● GOAL
Extract each line containing the string "rgba".

● THE INPUT
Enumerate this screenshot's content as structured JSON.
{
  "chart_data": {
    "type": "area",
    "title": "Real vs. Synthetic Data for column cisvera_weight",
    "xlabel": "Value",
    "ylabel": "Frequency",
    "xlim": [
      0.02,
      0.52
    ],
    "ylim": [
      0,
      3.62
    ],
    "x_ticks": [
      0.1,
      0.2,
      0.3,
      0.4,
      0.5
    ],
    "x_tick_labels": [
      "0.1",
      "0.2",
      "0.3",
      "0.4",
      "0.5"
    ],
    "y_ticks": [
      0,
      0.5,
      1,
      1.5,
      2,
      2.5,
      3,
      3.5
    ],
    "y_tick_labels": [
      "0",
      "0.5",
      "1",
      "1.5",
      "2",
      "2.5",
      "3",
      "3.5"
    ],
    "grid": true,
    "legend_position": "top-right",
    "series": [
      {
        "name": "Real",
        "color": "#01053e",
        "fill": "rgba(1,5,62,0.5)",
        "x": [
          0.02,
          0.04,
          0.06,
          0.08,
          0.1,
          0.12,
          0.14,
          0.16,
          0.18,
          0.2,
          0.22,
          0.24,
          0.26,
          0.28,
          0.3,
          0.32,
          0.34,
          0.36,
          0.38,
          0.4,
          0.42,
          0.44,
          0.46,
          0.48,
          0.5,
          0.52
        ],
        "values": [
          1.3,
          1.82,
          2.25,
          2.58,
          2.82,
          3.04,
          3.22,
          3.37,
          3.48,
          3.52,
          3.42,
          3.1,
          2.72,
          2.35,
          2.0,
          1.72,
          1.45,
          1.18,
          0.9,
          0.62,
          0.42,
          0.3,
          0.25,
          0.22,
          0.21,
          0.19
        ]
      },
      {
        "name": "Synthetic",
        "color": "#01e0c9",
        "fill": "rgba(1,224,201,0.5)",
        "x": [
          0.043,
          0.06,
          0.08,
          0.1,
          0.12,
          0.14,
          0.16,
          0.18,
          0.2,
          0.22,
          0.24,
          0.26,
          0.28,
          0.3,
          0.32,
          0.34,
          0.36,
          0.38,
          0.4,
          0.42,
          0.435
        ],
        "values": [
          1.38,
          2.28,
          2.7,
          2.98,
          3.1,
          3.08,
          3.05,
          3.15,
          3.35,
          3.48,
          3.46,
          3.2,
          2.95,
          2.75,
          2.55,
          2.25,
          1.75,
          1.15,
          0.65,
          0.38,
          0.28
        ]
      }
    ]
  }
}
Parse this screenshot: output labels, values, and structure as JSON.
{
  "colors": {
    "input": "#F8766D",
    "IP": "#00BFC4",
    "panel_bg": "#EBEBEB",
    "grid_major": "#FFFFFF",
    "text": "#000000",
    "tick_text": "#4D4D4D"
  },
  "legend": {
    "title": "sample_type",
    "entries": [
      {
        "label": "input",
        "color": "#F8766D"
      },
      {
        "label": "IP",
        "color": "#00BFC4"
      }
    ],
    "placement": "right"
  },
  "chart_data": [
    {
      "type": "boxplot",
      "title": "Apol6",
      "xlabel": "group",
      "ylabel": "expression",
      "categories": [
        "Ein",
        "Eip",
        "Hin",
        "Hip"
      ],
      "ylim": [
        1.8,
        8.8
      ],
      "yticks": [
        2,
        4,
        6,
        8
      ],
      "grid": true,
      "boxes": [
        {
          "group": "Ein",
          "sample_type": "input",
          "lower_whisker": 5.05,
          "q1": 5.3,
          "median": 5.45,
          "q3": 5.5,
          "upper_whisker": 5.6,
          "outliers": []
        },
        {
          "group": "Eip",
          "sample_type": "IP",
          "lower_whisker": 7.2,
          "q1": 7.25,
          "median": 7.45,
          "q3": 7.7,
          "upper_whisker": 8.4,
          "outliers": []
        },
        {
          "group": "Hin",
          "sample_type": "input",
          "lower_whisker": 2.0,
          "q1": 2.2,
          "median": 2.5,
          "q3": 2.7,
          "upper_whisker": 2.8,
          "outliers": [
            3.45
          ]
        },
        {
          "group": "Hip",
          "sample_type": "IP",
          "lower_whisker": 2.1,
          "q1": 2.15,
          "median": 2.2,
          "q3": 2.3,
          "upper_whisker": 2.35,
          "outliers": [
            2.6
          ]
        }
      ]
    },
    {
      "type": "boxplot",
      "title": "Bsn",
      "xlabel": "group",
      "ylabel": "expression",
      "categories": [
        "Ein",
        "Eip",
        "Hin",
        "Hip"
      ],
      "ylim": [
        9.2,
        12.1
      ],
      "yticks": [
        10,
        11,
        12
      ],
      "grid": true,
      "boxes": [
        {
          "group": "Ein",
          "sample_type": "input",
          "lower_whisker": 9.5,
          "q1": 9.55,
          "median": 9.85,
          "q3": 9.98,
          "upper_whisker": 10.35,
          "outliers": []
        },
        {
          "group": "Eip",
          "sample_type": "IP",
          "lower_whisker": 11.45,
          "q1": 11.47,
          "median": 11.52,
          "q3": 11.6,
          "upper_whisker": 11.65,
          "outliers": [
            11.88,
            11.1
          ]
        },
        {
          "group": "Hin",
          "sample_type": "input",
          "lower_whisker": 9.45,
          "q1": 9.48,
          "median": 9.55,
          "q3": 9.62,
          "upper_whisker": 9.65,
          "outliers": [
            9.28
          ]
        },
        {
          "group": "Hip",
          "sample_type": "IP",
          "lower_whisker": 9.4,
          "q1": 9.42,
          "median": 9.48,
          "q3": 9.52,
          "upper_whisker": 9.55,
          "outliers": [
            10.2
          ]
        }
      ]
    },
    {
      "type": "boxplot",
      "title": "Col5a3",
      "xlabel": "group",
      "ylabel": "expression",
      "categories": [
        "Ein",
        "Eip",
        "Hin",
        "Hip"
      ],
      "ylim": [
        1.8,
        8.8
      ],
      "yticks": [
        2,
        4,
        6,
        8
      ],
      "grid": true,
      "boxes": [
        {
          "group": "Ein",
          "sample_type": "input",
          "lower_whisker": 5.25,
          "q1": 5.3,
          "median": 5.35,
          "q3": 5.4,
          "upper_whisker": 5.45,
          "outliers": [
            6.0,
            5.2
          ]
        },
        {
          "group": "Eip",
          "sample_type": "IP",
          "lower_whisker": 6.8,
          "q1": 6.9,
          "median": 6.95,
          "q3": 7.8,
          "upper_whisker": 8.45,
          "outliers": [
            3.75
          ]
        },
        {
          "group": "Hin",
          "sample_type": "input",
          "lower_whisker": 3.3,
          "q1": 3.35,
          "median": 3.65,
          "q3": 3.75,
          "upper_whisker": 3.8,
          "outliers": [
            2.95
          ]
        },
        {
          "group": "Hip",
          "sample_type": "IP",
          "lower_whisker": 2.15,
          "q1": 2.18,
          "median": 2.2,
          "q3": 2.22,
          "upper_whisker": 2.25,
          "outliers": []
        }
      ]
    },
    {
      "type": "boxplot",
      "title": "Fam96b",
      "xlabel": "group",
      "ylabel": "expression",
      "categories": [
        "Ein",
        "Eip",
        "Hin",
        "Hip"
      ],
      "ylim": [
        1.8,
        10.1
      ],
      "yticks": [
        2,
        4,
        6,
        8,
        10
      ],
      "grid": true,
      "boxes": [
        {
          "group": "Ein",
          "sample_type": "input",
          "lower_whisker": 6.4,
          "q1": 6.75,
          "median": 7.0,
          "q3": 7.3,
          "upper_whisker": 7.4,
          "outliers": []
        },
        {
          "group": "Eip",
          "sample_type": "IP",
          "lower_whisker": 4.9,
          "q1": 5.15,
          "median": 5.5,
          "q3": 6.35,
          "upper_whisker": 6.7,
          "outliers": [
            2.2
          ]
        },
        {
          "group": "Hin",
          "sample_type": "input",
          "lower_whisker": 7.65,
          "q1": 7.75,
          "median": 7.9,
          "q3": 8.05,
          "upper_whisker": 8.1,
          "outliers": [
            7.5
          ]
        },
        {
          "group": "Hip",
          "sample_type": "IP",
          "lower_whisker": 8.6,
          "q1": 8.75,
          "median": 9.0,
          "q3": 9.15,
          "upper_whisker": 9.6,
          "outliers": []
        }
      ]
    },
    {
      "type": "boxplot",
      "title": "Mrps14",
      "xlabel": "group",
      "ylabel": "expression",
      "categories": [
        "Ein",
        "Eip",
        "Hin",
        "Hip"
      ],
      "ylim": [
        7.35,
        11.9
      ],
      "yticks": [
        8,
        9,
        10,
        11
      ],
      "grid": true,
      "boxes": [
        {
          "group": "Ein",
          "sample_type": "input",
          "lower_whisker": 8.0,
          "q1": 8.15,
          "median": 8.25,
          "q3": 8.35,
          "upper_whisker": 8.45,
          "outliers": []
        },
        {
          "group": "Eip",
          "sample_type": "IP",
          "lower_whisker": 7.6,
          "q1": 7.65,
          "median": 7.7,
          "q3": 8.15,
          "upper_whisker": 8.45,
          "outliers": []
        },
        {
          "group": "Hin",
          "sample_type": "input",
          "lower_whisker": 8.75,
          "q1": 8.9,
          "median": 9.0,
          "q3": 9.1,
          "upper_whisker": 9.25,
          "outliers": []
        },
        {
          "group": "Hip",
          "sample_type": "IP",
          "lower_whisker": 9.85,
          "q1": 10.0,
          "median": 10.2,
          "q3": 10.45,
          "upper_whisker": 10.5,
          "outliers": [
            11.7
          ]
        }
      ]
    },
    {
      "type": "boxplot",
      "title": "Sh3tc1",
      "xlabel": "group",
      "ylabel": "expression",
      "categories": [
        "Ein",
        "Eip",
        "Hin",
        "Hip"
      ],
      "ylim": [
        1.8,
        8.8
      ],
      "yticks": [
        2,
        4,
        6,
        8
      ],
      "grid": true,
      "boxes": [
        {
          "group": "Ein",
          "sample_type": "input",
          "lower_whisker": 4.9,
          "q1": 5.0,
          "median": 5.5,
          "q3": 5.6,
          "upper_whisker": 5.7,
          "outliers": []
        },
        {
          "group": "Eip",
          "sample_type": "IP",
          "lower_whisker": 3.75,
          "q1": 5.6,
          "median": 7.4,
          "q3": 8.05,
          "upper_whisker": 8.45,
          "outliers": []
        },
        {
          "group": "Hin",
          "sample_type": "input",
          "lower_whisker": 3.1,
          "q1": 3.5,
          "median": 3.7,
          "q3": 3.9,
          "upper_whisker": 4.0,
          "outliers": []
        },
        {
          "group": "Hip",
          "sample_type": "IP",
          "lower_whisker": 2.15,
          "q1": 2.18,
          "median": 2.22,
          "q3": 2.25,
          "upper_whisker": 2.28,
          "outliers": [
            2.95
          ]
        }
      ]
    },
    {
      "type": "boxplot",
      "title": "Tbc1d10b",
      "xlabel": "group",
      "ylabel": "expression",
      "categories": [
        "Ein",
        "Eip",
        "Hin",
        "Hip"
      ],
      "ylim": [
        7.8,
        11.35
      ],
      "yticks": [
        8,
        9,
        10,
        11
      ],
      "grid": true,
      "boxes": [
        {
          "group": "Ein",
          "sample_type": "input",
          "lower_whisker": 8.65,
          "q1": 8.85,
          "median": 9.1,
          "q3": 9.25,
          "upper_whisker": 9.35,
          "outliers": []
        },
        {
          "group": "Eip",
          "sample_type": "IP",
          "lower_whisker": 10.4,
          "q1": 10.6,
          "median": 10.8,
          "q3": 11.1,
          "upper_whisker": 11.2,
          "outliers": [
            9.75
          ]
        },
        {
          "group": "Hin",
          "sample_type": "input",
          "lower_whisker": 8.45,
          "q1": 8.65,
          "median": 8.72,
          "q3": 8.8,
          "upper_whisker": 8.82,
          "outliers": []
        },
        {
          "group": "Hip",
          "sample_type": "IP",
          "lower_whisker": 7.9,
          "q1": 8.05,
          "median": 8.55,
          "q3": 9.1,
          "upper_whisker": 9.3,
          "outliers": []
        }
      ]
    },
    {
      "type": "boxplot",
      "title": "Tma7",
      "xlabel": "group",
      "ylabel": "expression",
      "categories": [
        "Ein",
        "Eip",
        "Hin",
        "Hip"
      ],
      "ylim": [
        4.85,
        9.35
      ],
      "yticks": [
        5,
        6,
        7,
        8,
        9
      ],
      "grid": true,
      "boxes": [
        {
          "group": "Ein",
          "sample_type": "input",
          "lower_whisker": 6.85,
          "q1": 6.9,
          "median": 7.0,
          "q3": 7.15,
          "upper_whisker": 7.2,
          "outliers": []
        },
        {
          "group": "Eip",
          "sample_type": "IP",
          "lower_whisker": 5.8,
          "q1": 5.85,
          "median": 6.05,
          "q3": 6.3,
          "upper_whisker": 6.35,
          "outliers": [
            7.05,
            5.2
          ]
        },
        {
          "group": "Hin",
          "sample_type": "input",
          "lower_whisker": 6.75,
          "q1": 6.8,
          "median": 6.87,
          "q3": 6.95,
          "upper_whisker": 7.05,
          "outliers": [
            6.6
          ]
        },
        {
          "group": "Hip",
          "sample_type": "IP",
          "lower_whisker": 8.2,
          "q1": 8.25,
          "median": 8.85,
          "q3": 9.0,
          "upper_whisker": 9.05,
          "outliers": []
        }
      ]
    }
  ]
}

● ANSWER TO THE TASK
        "fill": "rgba(1,5,62,0.5)",
        "fill": "rgba(1,224,201,0.5)",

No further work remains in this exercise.